- **Stated exercise**
Edit the listing lines starting with the line containing "8, 440, 22]" and going on through the line containing "292, 777, 299]", replacing "Karnataka" with "Punjab" and keeping everything else unchanged. Give only those lines.

- **Records to use**

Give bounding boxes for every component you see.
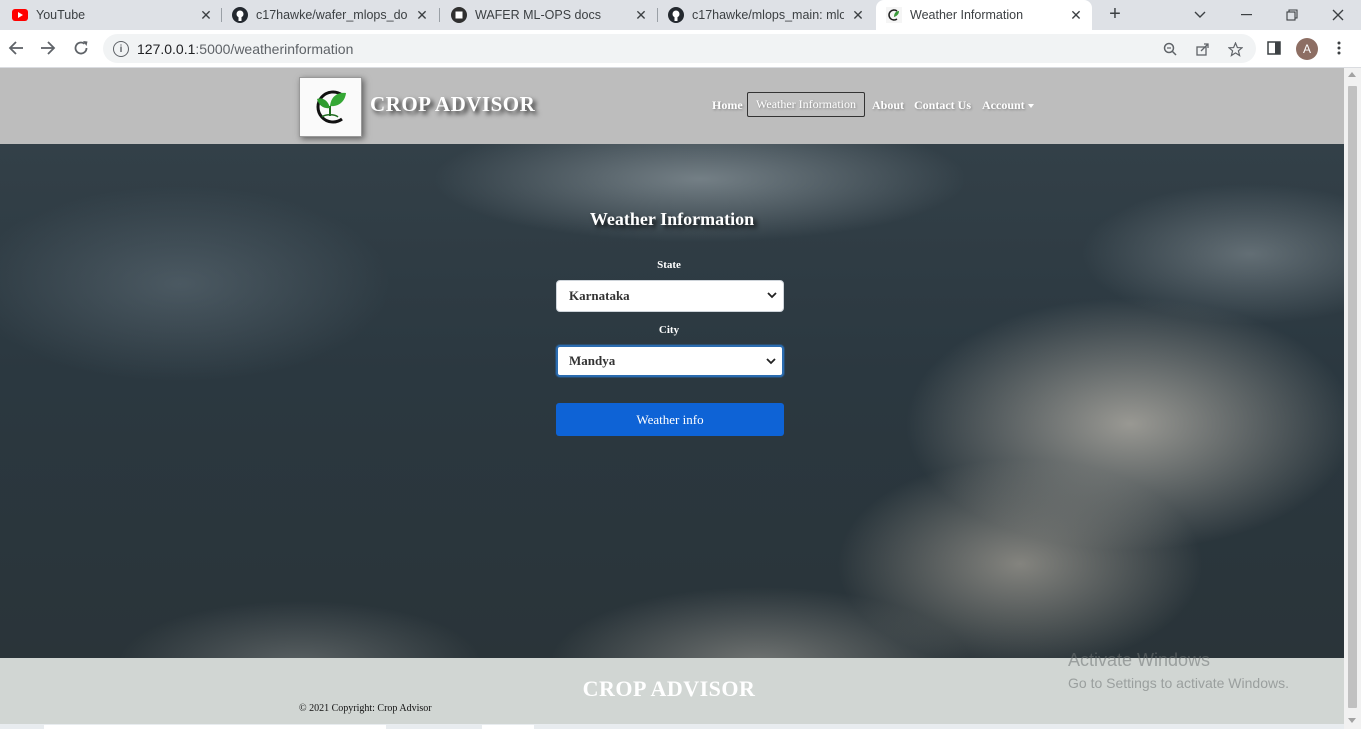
tab-separator	[439, 8, 440, 22]
info-icon[interactable]: i	[113, 40, 129, 57]
scroll-up-arrow-icon[interactable]	[1348, 72, 1356, 77]
close-icon[interactable]: ✕	[198, 7, 214, 23]
scrollbar-thumb[interactable]	[1348, 86, 1357, 708]
city-label: City	[658, 324, 680, 336]
nav-contact-us[interactable]: Contact Us	[914, 98, 971, 113]
tab-separator	[221, 8, 222, 22]
arrow-right-icon	[41, 41, 56, 55]
new-tab-button[interactable]: +	[1104, 3, 1126, 25]
activate-windows-subtitle: Go to Settings to activate Windows.	[1068, 675, 1289, 691]
crop-advisor-logo[interactable]	[299, 77, 362, 137]
site-navbar: CROP ADVISOR Home Weather Information Ab…	[0, 68, 1344, 144]
forward-button[interactable]	[36, 36, 60, 60]
state-selected-value: Karnataka	[569, 288, 630, 303]
tab-label: Weather Information	[910, 8, 1024, 22]
profile-avatar[interactable]: A	[1296, 38, 1318, 60]
state-label: State	[657, 259, 681, 271]
bookmark-star-icon[interactable]	[1226, 40, 1244, 58]
reload-icon	[74, 41, 88, 55]
nav-account-dropdown[interactable]: Account	[982, 98, 1034, 113]
kebab-menu-icon	[1337, 41, 1341, 55]
tab-separator	[657, 8, 658, 22]
restore-button[interactable]	[1269, 0, 1315, 30]
site-brand[interactable]: CROP ADVISOR	[370, 92, 535, 117]
form-title: Weather Information	[589, 209, 755, 229]
tab-github-wafer[interactable]: c17hawke/wafer_mlops_docs ✕	[232, 0, 430, 30]
chevron-down-icon	[767, 292, 777, 299]
leaf-logo-icon	[316, 90, 346, 124]
github-icon	[668, 7, 684, 23]
activate-windows-title: Activate Windows	[1068, 650, 1211, 670]
tab-label: c17hawke/wafer_mlops_docs	[256, 8, 408, 22]
tab-label: YouTube	[36, 8, 86, 22]
scrollbar-thumb[interactable]	[44, 725, 386, 729]
close-icon[interactable]: ✕	[1068, 7, 1084, 23]
nav-account-label: Account	[982, 98, 1025, 112]
readthedocs-icon	[451, 7, 467, 23]
side-panel-icon	[1267, 41, 1281, 55]
activate-windows-watermark: Activate Windows Go to Settings to activ…	[1068, 650, 1289, 691]
side-panel-button[interactable]	[1263, 37, 1285, 59]
copyright-text: © 2021 Copyright: Crop Advisor	[299, 703, 432, 714]
caret-down-icon	[1027, 104, 1034, 109]
url-host: 127.0.0.1	[137, 40, 196, 57]
city-select[interactable]: Mandya	[556, 345, 784, 377]
chevron-down-icon	[1194, 11, 1206, 18]
tab-github-mlops[interactable]: c17hawke/mlops_main: mlop ✕	[668, 0, 866, 30]
reload-button[interactable]	[69, 36, 93, 60]
tab-weather-information[interactable]: Weather Information ✕	[876, 0, 1092, 30]
crop-advisor-favicon-icon	[886, 7, 902, 23]
github-icon	[232, 7, 248, 23]
close-icon	[1332, 9, 1344, 21]
tab-youtube[interactable]: YouTube ✕	[12, 0, 214, 30]
browser-menu-button[interactable]	[1328, 37, 1350, 59]
address-bar[interactable]: i 127.0.0.1:5000/weatherinformation	[103, 34, 1256, 63]
close-icon[interactable]: ✕	[633, 7, 649, 23]
weather-form-section: Weather Information State Karnataka City…	[0, 144, 1344, 658]
minimize-button[interactable]	[1223, 0, 1269, 30]
weather-info-button[interactable]: Weather info	[556, 403, 784, 436]
tab-label: c17hawke/mlops_main: mlop	[692, 8, 844, 22]
youtube-icon	[12, 7, 28, 23]
tab-label: WAFER ML-OPS docs	[475, 8, 601, 22]
horizontal-scrollbar[interactable]	[0, 724, 1344, 729]
minimize-icon	[1240, 14, 1252, 16]
tab-search-button[interactable]	[1177, 0, 1223, 30]
back-button[interactable]	[4, 36, 28, 60]
vertical-scrollbar[interactable]	[1344, 68, 1361, 729]
nav-weather-information[interactable]: Weather Information	[747, 92, 865, 117]
browser-tab-strip: YouTube ✕ c17hawke/wafer_mlops_docs ✕ WA…	[0, 0, 1361, 30]
browser-toolbar: i 127.0.0.1:5000/weatherinformation A	[0, 30, 1361, 68]
close-window-button[interactable]	[1315, 0, 1361, 30]
tab-wafer-docs[interactable]: WAFER ML-OPS docs ✕	[451, 0, 649, 30]
close-icon[interactable]: ✕	[850, 7, 866, 23]
chevron-down-icon	[766, 358, 776, 365]
url-path: :5000/weatherinformation	[195, 40, 354, 57]
url-text: 127.0.0.1:5000/weatherinformation	[137, 41, 353, 57]
nav-home[interactable]: Home	[712, 98, 743, 113]
nav-about[interactable]: About	[872, 98, 904, 113]
city-selected-value: Mandya	[569, 353, 616, 368]
scroll-down-arrow-icon[interactable]	[1348, 718, 1356, 723]
arrow-left-icon	[8, 41, 23, 55]
zoom-icon[interactable]	[1161, 40, 1179, 58]
share-icon[interactable]	[1194, 40, 1212, 58]
web-page: CROP ADVISOR Home Weather Information Ab…	[0, 68, 1344, 729]
scrollbar-segment	[482, 725, 534, 729]
restore-icon	[1286, 9, 1298, 21]
state-select[interactable]: Karnataka	[556, 280, 784, 312]
close-icon[interactable]: ✕	[414, 7, 430, 23]
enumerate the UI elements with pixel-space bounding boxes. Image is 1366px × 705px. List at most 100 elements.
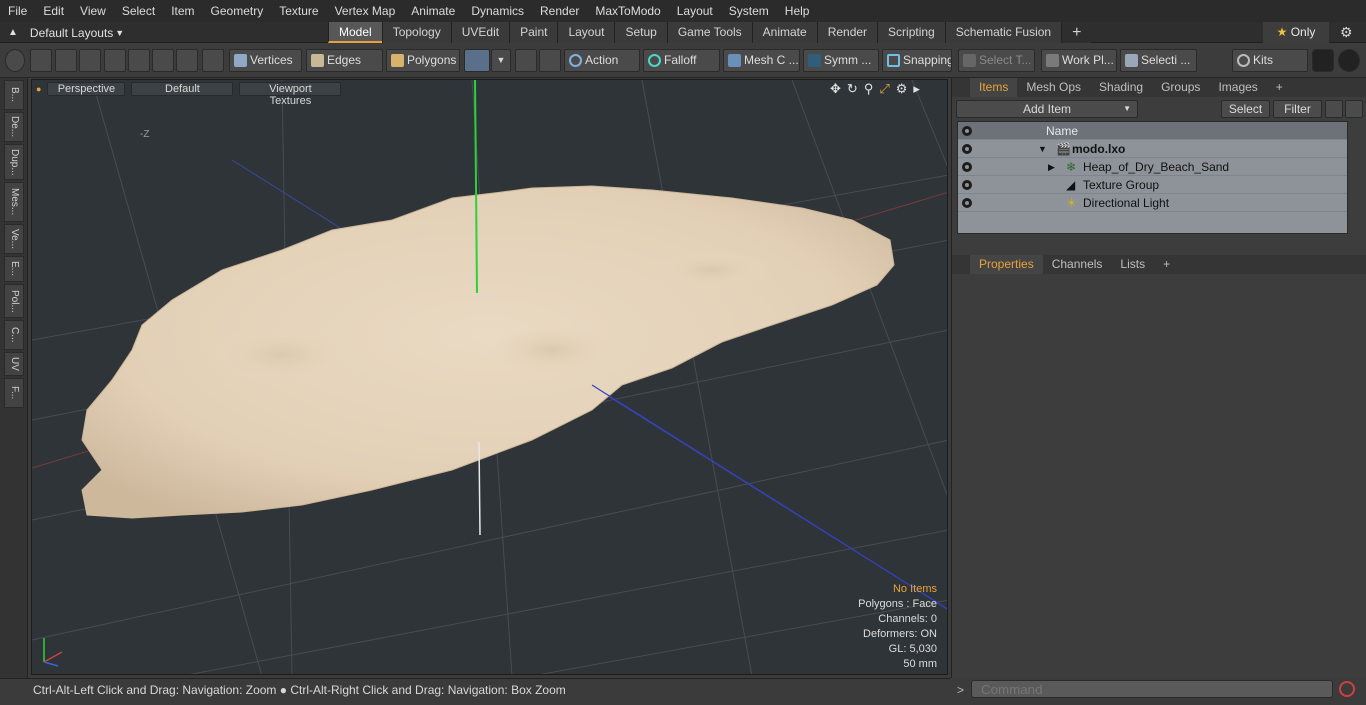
shading-button[interactable]: Default — [131, 82, 234, 96]
left-tab-b[interactable]: B... — [4, 80, 24, 110]
menu-system[interactable]: System — [721, 0, 777, 22]
symmetry-button[interactable]: Symm ... — [803, 49, 879, 72]
menu-geometry[interactable]: Geometry — [203, 0, 272, 22]
3d-viewport[interactable]: ● Perspective Default Viewport Textures … — [31, 79, 948, 675]
menu-vertex-map[interactable]: Vertex Map — [327, 0, 404, 22]
collapse-icon[interactable] — [1325, 100, 1343, 118]
tab-scripting[interactable]: Scripting — [877, 22, 945, 43]
transform-icon[interactable] — [128, 49, 150, 72]
menu-item[interactable]: Item — [163, 0, 202, 22]
layout-selector[interactable]: ▲ Default Layouts ▼ — [8, 22, 124, 43]
menu-texture[interactable]: Texture — [271, 0, 326, 22]
left-tab-f[interactable]: F... — [4, 378, 24, 408]
kits-button[interactable]: Kits — [1232, 49, 1308, 72]
left-tab-c[interactable]: C... — [4, 320, 24, 350]
funnel-icon[interactable] — [1345, 100, 1363, 118]
menu-view[interactable]: View — [72, 0, 114, 22]
circle-select-icon[interactable] — [5, 49, 25, 72]
tab-render[interactable]: Render — [816, 22, 878, 43]
viewport-gear-icon[interactable]: ⚙ — [896, 81, 908, 97]
tree-row[interactable]: ▶ ❄ Heap_of_Dry_Beach_Sand — [958, 158, 1347, 176]
add-panel-tab-button[interactable]: + — [1267, 78, 1292, 97]
edges-button[interactable]: Edges — [306, 49, 383, 72]
perspective-button[interactable]: Perspective — [47, 82, 126, 96]
menu-animate[interactable]: Animate — [403, 0, 463, 22]
rotate-view-icon[interactable]: ↻ — [847, 81, 858, 97]
material-icon[interactable] — [464, 49, 490, 72]
element-icon[interactable] — [152, 49, 174, 72]
menu-help[interactable]: Help — [777, 0, 818, 22]
tree-row[interactable]: ◢ Texture Group — [958, 176, 1347, 194]
left-tab-ve[interactable]: Ve... — [4, 224, 24, 254]
item-mode-icon[interactable] — [202, 49, 224, 72]
left-tab-uv[interactable]: UV — [4, 352, 24, 376]
menu-layout[interactable]: Layout — [669, 0, 721, 22]
tab-topology[interactable]: Topology — [381, 22, 451, 43]
add-tab-button[interactable]: + — [1061, 22, 1092, 43]
visibility-eye-icon[interactable] — [962, 180, 972, 190]
filter-button[interactable]: Filter — [1273, 100, 1322, 118]
move-view-icon[interactable]: ✥ — [830, 81, 841, 97]
expand-arrow-icon[interactable]: ▶ — [1048, 158, 1055, 176]
pen-icon[interactable] — [55, 49, 77, 72]
tab-shading[interactable]: Shading — [1090, 78, 1152, 97]
left-tab-mes[interactable]: Mes... — [4, 182, 24, 222]
visibility-eye-icon[interactable] — [962, 162, 972, 172]
select-button[interactable]: Select — [1221, 100, 1270, 118]
unity-icon[interactable] — [1312, 49, 1334, 72]
tab-animate[interactable]: Animate — [751, 22, 817, 43]
name-column-header[interactable]: Name — [1046, 122, 1078, 140]
left-tab-pol[interactable]: Pol... — [4, 284, 24, 318]
viewport-dot-icon[interactable]: ● — [36, 84, 41, 94]
add-properties-tab-button[interactable]: + — [1154, 255, 1179, 274]
tab-schematic-fusion[interactable]: Schematic Fusion — [944, 22, 1062, 43]
tab-groups[interactable]: Groups — [1152, 78, 1209, 97]
visibility-eye-icon[interactable] — [962, 198, 972, 208]
mesh-constraint-button[interactable]: Mesh C ... — [723, 49, 800, 72]
menu-render[interactable]: Render — [532, 0, 587, 22]
tab-game-tools[interactable]: Game Tools — [666, 22, 752, 43]
menu-select[interactable]: Select — [114, 0, 163, 22]
left-tab-dup[interactable]: Dup... — [4, 144, 24, 180]
maximize-icon[interactable]: ⤢ — [879, 81, 889, 97]
tab-model[interactable]: Model — [328, 22, 382, 43]
zoom-view-icon[interactable]: ⚲ — [864, 81, 874, 97]
viewport-textures-button[interactable]: Viewport Textures — [239, 82, 342, 107]
visibility-eye-icon[interactable] — [962, 144, 972, 154]
only-button[interactable]: ★ Only — [1263, 22, 1329, 43]
tab-setup[interactable]: Setup — [614, 22, 667, 43]
menu-maxtomodo[interactable]: MaxToModo — [587, 0, 668, 22]
tab-items[interactable]: Items — [970, 78, 1018, 97]
menu-dynamics[interactable]: Dynamics — [463, 0, 532, 22]
command-input[interactable] — [971, 680, 1333, 698]
rotate-icon[interactable] — [176, 49, 198, 72]
menu-edit[interactable]: Edit — [35, 0, 72, 22]
menu-file[interactable]: File — [0, 0, 35, 22]
tab-uvedit[interactable]: UVEdit — [450, 22, 510, 43]
tree-row[interactable]: ☀ Directional Light — [958, 194, 1347, 212]
align-icon[interactable] — [104, 49, 126, 72]
topology-shield-icon[interactable] — [539, 49, 561, 72]
tab-lists[interactable]: Lists — [1111, 255, 1154, 274]
expand-arrow-icon[interactable]: ▼ — [1038, 140, 1047, 158]
symmetry-shield-icon[interactable] — [515, 49, 537, 72]
selection-button[interactable]: Selecti ... — [1120, 49, 1197, 72]
gear-icon[interactable]: ⚙ — [1340, 22, 1353, 43]
action-center-button[interactable]: Action — [564, 49, 640, 72]
tree-row[interactable]: ▼ 🎬 modo.lxo — [958, 140, 1347, 158]
work-plane-button[interactable]: Work Pl... — [1041, 49, 1117, 72]
tab-channels[interactable]: Channels — [1043, 255, 1112, 274]
tab-layout[interactable]: Layout — [557, 22, 615, 43]
left-tab-e[interactable]: E... — [4, 256, 24, 282]
globe-icon[interactable] — [30, 49, 52, 72]
left-tab-de[interactable]: De... — [4, 112, 24, 142]
snapping-button[interactable]: Snapping — [882, 49, 952, 72]
falloff-button[interactable]: Falloff — [643, 49, 720, 72]
select-through-button[interactable]: Select T... — [958, 49, 1035, 72]
tab-properties[interactable]: Properties — [970, 255, 1043, 274]
tab-images[interactable]: Images — [1209, 78, 1266, 97]
tab-mesh-ops[interactable]: Mesh Ops — [1017, 78, 1090, 97]
record-icon[interactable] — [1339, 681, 1355, 697]
vertices-button[interactable]: Vertices — [229, 49, 302, 72]
add-item-button[interactable]: Add Item ▼ — [956, 100, 1138, 118]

- **Task result**
tab-separator	[439, 8, 440, 22]
info-icon[interactable]: i	[113, 40, 129, 57]
scroll-up-arrow-icon[interactable]	[1348, 72, 1356, 77]
close-icon[interactable]: ✕	[198, 7, 214, 23]
scrollbar-thumb[interactable]	[1348, 86, 1357, 708]
city-label: City	[658, 324, 680, 336]
nav-contact-us[interactable]: Contact Us	[914, 98, 971, 113]
tab-separator	[221, 8, 222, 22]
arrow-right-icon	[41, 41, 56, 55]
new-tab-button[interactable]: +	[1104, 3, 1126, 25]
activate-windows-subtitle: Go to Settings to activate Windows.	[1068, 675, 1289, 691]
crop-advisor-logo[interactable]	[299, 77, 362, 137]
site-navbar: CROP ADVISOR Home Weather Information Ab…	[0, 68, 1344, 144]
forward-button[interactable]	[36, 36, 60, 60]
state-selected-value: Punjab	[569, 288, 630, 303]
tab-label: Weather Information	[910, 8, 1024, 22]
profile-avatar[interactable]: A	[1296, 38, 1318, 60]
state-label: State	[657, 259, 681, 271]
bookmark-star-icon[interactable]	[1226, 40, 1244, 58]
reload-icon	[74, 41, 88, 55]
nav-account-dropdown[interactable]: Account	[982, 98, 1034, 113]
kebab-menu-icon	[1337, 41, 1341, 55]
tab-separator	[657, 8, 658, 22]
restore-button[interactable]	[1269, 0, 1315, 30]
site-brand[interactable]: CROP ADVISOR	[370, 92, 535, 117]
form-title: Weather Information	[589, 209, 755, 229]
tab-github-wafer[interactable]: c17hawke/wafer_mlops_docs ✕	[232, 0, 430, 30]
chevron-down-icon	[767, 292, 777, 299]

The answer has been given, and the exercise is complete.